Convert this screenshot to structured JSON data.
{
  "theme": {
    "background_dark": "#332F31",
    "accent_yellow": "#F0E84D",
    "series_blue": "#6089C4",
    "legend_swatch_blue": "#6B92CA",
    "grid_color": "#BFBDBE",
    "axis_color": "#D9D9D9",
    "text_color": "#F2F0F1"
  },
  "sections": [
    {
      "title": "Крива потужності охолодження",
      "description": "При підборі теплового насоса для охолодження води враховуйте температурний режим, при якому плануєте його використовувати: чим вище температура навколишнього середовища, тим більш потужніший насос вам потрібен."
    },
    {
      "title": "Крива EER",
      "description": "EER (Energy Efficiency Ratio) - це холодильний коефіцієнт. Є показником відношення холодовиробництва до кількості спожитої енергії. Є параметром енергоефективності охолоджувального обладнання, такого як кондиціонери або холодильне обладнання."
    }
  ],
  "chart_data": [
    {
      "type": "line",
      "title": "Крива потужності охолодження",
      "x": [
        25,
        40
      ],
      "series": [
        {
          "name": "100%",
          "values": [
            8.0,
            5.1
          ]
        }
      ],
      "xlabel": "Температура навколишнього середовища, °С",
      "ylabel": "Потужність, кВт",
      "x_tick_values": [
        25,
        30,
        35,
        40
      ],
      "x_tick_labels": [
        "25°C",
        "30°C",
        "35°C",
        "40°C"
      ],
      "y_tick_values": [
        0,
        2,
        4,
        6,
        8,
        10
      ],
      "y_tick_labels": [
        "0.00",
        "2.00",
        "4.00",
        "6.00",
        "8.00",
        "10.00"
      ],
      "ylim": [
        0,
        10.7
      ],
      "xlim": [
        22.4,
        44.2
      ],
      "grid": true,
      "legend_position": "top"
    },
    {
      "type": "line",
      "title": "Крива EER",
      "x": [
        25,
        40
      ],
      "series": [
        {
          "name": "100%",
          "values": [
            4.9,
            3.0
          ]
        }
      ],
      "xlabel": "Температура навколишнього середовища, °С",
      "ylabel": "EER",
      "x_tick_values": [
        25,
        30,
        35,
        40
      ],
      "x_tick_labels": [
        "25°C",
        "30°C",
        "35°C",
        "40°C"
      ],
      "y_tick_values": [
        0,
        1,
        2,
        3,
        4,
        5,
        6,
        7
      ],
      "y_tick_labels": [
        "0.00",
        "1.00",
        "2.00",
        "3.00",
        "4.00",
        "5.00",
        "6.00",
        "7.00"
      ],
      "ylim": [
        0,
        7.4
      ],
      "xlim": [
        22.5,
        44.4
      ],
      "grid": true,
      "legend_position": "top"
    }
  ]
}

=====

### PROBLEM DESCRIPTION
Copy out every entry again, exactly as it was given.

### TASK RESULT
Convert this screenshot to structured JSON data.
{
  "theme": {
    "background_dark": "#332F31",
    "accent_yellow": "#F0E84D",
    "series_blue": "#6089C4",
    "legend_swatch_blue": "#6B92CA",
    "grid_color": "#BFBDBE",
    "axis_color": "#D9D9D9",
    "text_color": "#F2F0F1"
  },
  "sections": [
    {
      "title": "Крива потужності охолодження",
      "description": "При підборі теплового насоса для охолодження води враховуйте температурний режим, при якому плануєте його використовувати: чим вище температура навколишнього середовища, тим більш потужніший насос вам потрібен."
    },
    {
      "title": "Крива EER",
      "description": "EER (Energy Efficiency Ratio) - це холодильний коефіцієнт. Є показником відношення холодовиробництва до кількості спожитої енергії. Є параметром енергоефективності охолоджувального обладнання, такого як кондиціонери або холодильне обладнання."
    }
  ],
  "chart_data": [
    {
      "type": "line",
      "title": "Крива потужності охолодження",
      "x": [
        25,
        40
      ],
      "series": [
        {
          "name": "100%",
          "values": [
            8.0,
            5.1
          ]
        }
      ],
      "xlabel": "Температура навколишнього середовища, °С",
      "ylabel": "Потужність, кВт",
      "x_tick_values": [
        25,
        30,
        35,
        40
      ],
      "x_tick_labels": [
        "25°C",
        "30°C",
        "35°C",
        "40°C"
      ],
      "y_tick_values": [
        0,
        2,
        4,
        6,
        8,
        10
      ],
      "y_tick_labels": [
        "0.00",
        "2.00",
        "4.00",
        "6.00",
        "8.00",
        "10.00"
      ],
      "ylim": [
        0,
        10.7
      ],
      "xlim": [
        22.4,
        44.2
      ],
      "grid": true,
      "legend_position": "top"
    },
    {
      "type": "line",
      "title": "Крива EER",
      "x": [
        25,
        40
      ],
      "series": [
        {
          "name": "100%",
          "values": [
            4.9,
            3.0
          ]
        }
      ],
      "xlabel": "Температура навколишнього середовища, °С",
      "ylabel": "EER",
      "x_tick_values": [
        25,
        30,
        35,
        40
      ],
      "x_tick_labels": [
        "25°C",
        "30°C",
        "35°C",
        "40°C"
      ],
      "y_tick_values": [
        0,
        1,
        2,
        3,
        4,
        5,
        6,
        7
      ],
      "y_tick_labels": [
        "0.00",
        "1.00",
        "2.00",
        "3.00",
        "4.00",
        "5.00",
        "6.00",
        "7.00"
      ],
      "ylim": [
        0,
        7.4
      ],
      "xlim": [
        22.5,
        44.4
      ],
      "grid": true,
      "legend_position": "top"
    }
  ]
}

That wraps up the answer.